**Text shown**
++++++

Having explained these general terms, we think we shall commence our exposition of the law of the Roman people most advantageously if our explanation is at first plain and easy, and is then carried on into details with the utmost care and exactness. For, if at the outset we overload the mind of the student, while yet new to the subject and unable to bear much, with a multitude and variety of topics, one of two things will happen — we shall either cause him wholly to abandon his studies, or,  after great toil, and often after great distrust of himself (the most frequent stumbling block in the way of youth), we shall at least conduct him to the point, to which, if he had been led by a smoother road, he might, without great labour, and without any distrust of his own powers, have been sooner conducted.

2. The maxims of the laws are these: to live honestly, to hurt no one, to give everyone his due.

3. The study of law is divided into two branches; that of public and that of private law. Public law is that which regards the government of the Roman Empire; private law, that which concerns the individuals. We are now to treat of the latter, which is composed of three elements, and consists of precepts belonging to natural law, to the law of nations and to the civil law.

In Roman jurisprudence, and more particularly during the ‘revival’ of Roman law, ius naturale developed as the natural law. It included everything beyond the power of human law-making. The idea of ‘natural law’ (as we know it today) was influenced by and developed from the ius naturale which, over time, came to include the concept of fundamental human rights, i.e. those rights inherent to man and which cannot be taken away by human law. The writings of Cicero (106-43 BC), (court advocate and politician before the Christian era) influenced the development of the ius naturale. As stated, the expression of this law in turn influenced the natural law doctrines of the medieval Roman Catholic Church and what have been described as ‘secularised’ natural law theories.  In his De Legibus, Cicero writes:

True law is right reason in agreement with nature, diffused among all men; constant and unchanging, it should call men to their duties by its precepts, and deter them from wrongdoing by its prohibitions ….

To curtail this law is unholy, to amend it illicit, to repeal it impossible; nor can we  be dispensed from it by the order either of the senate or of popular assembly; nor need we look for anyone to clarify or interpret it; nor will it be one law at Rome and a different law at Athens, nor otherwise tomorrow than it is today; but one and the same law, eternal and unchangeable, will bind all peoples and all ages; and God its designer, expounder and enacter [sic], will be as it were the sole and universal ruler and governor of all things; ….

++++++

(Stored dataset items)

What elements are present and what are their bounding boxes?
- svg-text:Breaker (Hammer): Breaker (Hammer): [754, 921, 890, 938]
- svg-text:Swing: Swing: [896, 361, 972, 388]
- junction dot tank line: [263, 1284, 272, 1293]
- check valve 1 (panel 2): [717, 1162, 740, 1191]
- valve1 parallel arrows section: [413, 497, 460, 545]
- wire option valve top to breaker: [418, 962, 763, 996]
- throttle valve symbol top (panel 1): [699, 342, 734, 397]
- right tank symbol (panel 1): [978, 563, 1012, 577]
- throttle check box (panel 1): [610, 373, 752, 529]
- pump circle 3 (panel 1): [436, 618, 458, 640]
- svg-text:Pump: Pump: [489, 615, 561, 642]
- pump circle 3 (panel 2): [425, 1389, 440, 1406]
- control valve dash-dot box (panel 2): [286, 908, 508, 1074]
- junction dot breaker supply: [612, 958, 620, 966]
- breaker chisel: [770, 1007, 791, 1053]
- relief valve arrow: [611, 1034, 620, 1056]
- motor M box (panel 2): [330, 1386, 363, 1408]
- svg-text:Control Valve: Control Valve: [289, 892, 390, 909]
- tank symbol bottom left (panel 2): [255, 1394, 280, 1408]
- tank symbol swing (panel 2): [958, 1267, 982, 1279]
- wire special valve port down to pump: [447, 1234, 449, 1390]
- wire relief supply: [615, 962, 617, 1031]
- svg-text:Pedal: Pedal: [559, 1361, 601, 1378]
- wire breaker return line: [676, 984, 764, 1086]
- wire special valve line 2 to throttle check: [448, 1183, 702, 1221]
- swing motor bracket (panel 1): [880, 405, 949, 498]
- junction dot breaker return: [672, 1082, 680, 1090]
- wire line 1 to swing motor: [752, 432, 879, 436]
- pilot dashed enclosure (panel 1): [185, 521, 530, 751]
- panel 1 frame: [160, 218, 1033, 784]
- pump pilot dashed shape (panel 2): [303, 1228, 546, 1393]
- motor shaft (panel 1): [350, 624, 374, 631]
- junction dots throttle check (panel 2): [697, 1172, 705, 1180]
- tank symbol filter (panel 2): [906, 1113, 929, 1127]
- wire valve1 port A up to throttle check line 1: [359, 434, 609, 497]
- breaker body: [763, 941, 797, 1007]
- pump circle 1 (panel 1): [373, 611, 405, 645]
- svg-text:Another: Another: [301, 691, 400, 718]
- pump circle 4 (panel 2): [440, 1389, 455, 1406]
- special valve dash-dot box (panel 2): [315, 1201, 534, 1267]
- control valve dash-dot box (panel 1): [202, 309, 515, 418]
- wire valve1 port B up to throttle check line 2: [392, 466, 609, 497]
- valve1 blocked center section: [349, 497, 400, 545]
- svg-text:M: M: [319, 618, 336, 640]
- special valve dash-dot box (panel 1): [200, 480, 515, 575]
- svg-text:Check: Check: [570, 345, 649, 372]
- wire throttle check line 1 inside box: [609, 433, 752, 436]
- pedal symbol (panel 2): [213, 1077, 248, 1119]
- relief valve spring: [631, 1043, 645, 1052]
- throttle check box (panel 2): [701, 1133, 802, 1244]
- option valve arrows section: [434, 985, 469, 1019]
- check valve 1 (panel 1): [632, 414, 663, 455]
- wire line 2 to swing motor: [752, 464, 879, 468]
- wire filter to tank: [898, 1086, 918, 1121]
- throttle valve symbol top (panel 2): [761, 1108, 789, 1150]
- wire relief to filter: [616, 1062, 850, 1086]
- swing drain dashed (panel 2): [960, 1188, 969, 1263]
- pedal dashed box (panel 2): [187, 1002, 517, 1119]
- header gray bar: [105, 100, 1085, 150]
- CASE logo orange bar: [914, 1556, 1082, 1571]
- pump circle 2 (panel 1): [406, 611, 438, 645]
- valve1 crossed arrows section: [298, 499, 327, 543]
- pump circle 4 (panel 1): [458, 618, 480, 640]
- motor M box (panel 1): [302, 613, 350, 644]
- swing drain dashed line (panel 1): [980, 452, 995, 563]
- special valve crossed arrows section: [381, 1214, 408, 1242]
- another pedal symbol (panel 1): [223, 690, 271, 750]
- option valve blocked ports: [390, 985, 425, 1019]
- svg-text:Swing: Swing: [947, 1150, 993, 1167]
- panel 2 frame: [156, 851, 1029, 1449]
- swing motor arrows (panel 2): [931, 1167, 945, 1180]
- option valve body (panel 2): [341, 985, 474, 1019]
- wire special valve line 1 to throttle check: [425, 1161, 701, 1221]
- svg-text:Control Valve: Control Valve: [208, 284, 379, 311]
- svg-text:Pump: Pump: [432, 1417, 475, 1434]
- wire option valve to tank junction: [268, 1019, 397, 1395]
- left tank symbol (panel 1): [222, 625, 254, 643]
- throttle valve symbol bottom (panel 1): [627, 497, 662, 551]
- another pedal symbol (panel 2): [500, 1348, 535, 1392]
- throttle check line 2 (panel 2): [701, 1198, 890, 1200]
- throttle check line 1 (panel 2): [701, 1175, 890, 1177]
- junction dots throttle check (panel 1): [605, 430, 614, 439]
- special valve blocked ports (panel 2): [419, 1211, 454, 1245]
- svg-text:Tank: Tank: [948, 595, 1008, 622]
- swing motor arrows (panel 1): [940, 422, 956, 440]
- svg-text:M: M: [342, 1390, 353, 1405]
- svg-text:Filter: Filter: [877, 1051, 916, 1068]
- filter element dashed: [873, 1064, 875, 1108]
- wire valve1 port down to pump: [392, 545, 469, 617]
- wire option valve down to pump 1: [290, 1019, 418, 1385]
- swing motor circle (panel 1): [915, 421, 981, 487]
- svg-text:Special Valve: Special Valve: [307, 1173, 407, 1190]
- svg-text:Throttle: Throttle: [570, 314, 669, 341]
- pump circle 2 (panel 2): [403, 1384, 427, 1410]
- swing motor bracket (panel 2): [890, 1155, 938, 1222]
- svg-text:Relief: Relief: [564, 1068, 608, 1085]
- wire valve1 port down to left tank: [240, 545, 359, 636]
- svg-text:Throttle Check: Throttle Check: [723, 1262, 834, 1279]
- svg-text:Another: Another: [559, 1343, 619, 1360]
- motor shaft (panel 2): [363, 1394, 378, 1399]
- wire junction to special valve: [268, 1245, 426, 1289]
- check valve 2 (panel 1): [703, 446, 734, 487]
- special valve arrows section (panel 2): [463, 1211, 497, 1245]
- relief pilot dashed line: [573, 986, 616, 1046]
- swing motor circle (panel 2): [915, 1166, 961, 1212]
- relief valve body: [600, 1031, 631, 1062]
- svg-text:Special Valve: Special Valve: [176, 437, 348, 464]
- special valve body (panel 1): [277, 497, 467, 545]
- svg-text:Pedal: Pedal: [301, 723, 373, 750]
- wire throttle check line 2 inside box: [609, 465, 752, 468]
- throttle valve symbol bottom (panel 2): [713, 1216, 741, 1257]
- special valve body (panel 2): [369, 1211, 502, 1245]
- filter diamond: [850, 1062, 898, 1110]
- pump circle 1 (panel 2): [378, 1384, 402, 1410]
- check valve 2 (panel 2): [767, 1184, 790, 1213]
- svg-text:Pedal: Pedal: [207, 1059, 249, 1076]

++++++

**Task goal**
Please continue the passage on Roman law and natural law, picking up after its final sentence, the one that ends "the sole and universal ruler and governor of all things; …."

**Output below**
The term ‘civil law’ comes from ius civile. This is what we would designate as ‘positive law’ today.  In the context of the civil law, the Institutes state:

Every community governed by laws and customs uses partly its own law, (the civil law — the law of the particular state) and partly laws common to all mankind.5

Ius gentium referred to the law of nations and also to the laws common to all mankind. These were human-made laws but, as stated, “common to all mankind”. Today, we would designate ius gentium as (in part) ‘international law’.  Rules of diplomacy and state relations were governed by the ius gentium. Laws relating to commercial trade and commercial practices were also comprised in the ius gentium — what we call ‘private international law’ today.

The Roman law of ‘things’ (res) — economic assets — was divided into the law of property (that is, ‘things’ in a restricted sense), the law of succession and the law of obligations. Today, this division of the law is a cardinal feature of the modern civil law.

The law of sale is set out in Justinian’s Institutes (Liber Tertius, Tit. XXII De Consensu Obligatione). The Romans became great merchants — men of business — and built a business empire which required law to regulate their transactions. This extract below from the Institutes refers to the law of obligations:

Obligations are formed by the mere consent of the parties in the contracts for sale, or letting to hire, of partnership, and of mandate. An obligation is, in these cases, said to be made by the mere consent of the parties; because there is no necessity for any writing, nor even for the presence of the parties; nor is it requisite that anything should be given to make the contract binding, but the mere consent of those between whom the transaction is carried on suffices.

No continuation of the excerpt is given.